Collected data entries
——————

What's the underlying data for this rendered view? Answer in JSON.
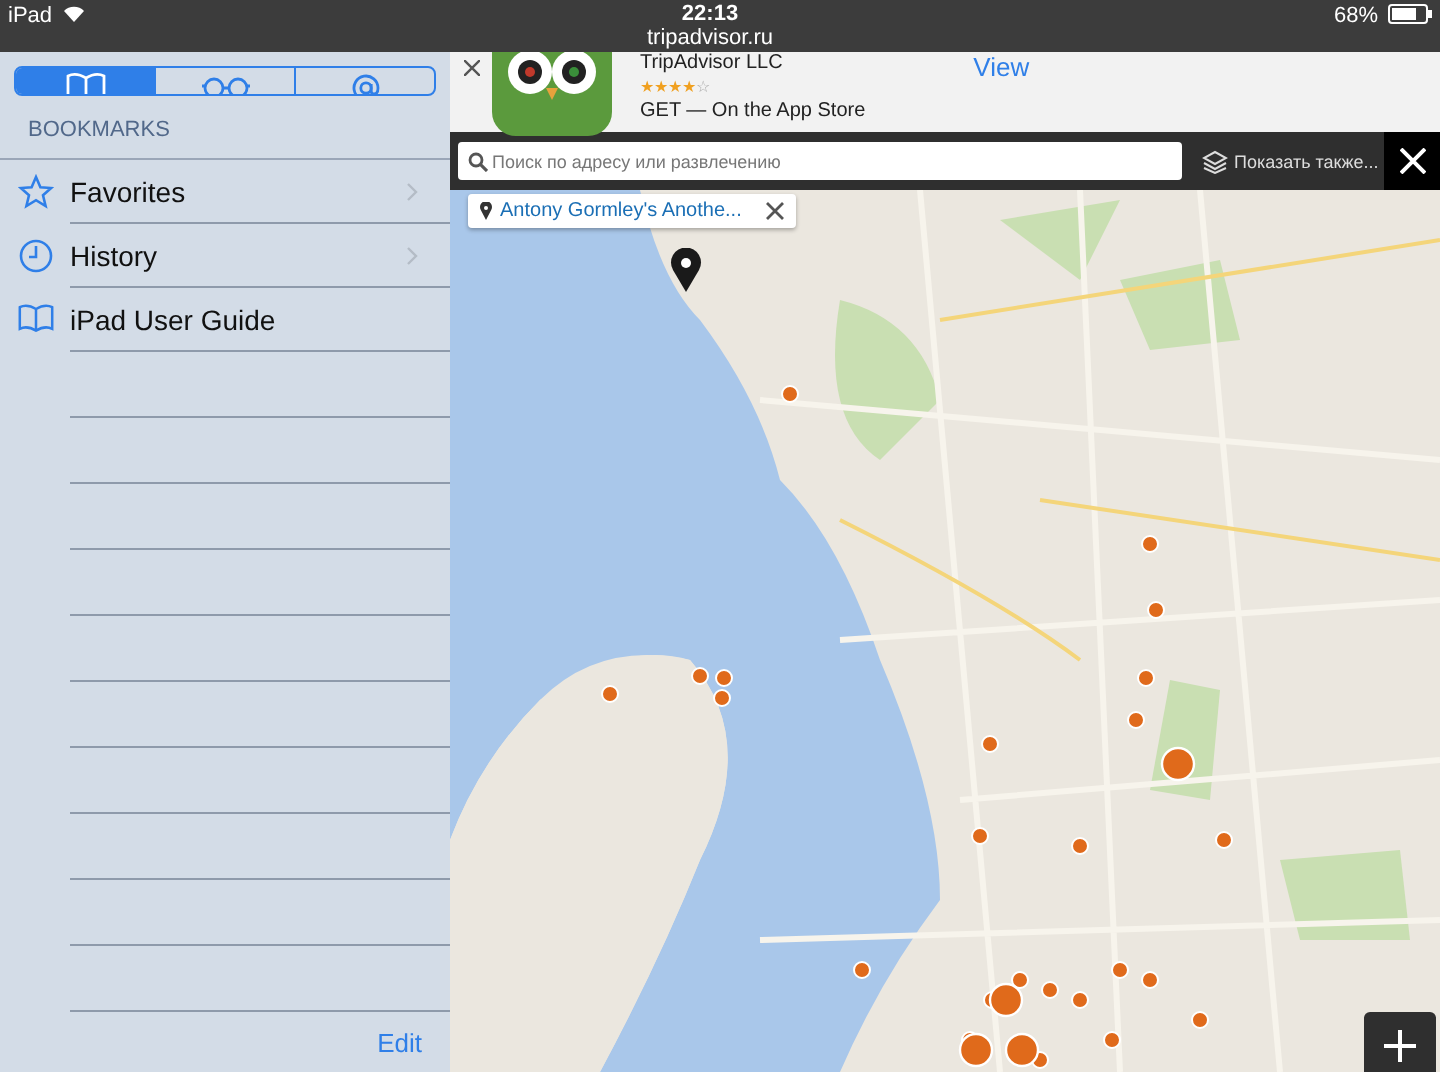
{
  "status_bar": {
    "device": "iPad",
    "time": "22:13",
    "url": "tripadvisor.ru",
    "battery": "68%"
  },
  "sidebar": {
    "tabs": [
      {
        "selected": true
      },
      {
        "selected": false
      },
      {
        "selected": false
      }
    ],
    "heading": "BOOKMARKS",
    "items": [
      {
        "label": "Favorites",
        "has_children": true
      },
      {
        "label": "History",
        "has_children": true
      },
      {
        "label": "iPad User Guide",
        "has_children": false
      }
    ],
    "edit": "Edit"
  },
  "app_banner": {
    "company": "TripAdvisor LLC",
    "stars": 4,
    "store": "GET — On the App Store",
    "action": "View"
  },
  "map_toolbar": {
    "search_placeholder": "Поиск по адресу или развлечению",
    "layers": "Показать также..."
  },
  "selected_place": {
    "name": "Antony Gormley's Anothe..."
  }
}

——————

### Exercise prompt
Repeat each entry exactly as it appears; skip any picture.

### Task answer
What's the underlying data for this rendered view? Answer in JSON.
{
  "status_bar": {
    "device": "iPad",
    "time": "22:13",
    "url": "tripadvisor.ru",
    "battery": "68%"
  },
  "sidebar": {
    "tabs": [
      {
        "selected": true
      },
      {
        "selected": false
      },
      {
        "selected": false
      }
    ],
    "heading": "BOOKMARKS",
    "items": [
      {
        "label": "Favorites",
        "has_children": true
      },
      {
        "label": "History",
        "has_children": true
      },
      {
        "label": "iPad User Guide",
        "has_children": false
      }
    ],
    "edit": "Edit"
  },
  "app_banner": {
    "company": "TripAdvisor LLC",
    "stars": 4,
    "store": "GET — On the App Store",
    "action": "View"
  },
  "map_toolbar": {
    "search_placeholder": "Поиск по адресу или развлечению",
    "layers": "Показать также..."
  },
  "selected_place": {
    "name": "Antony Gormley's Anothe..."
  }
}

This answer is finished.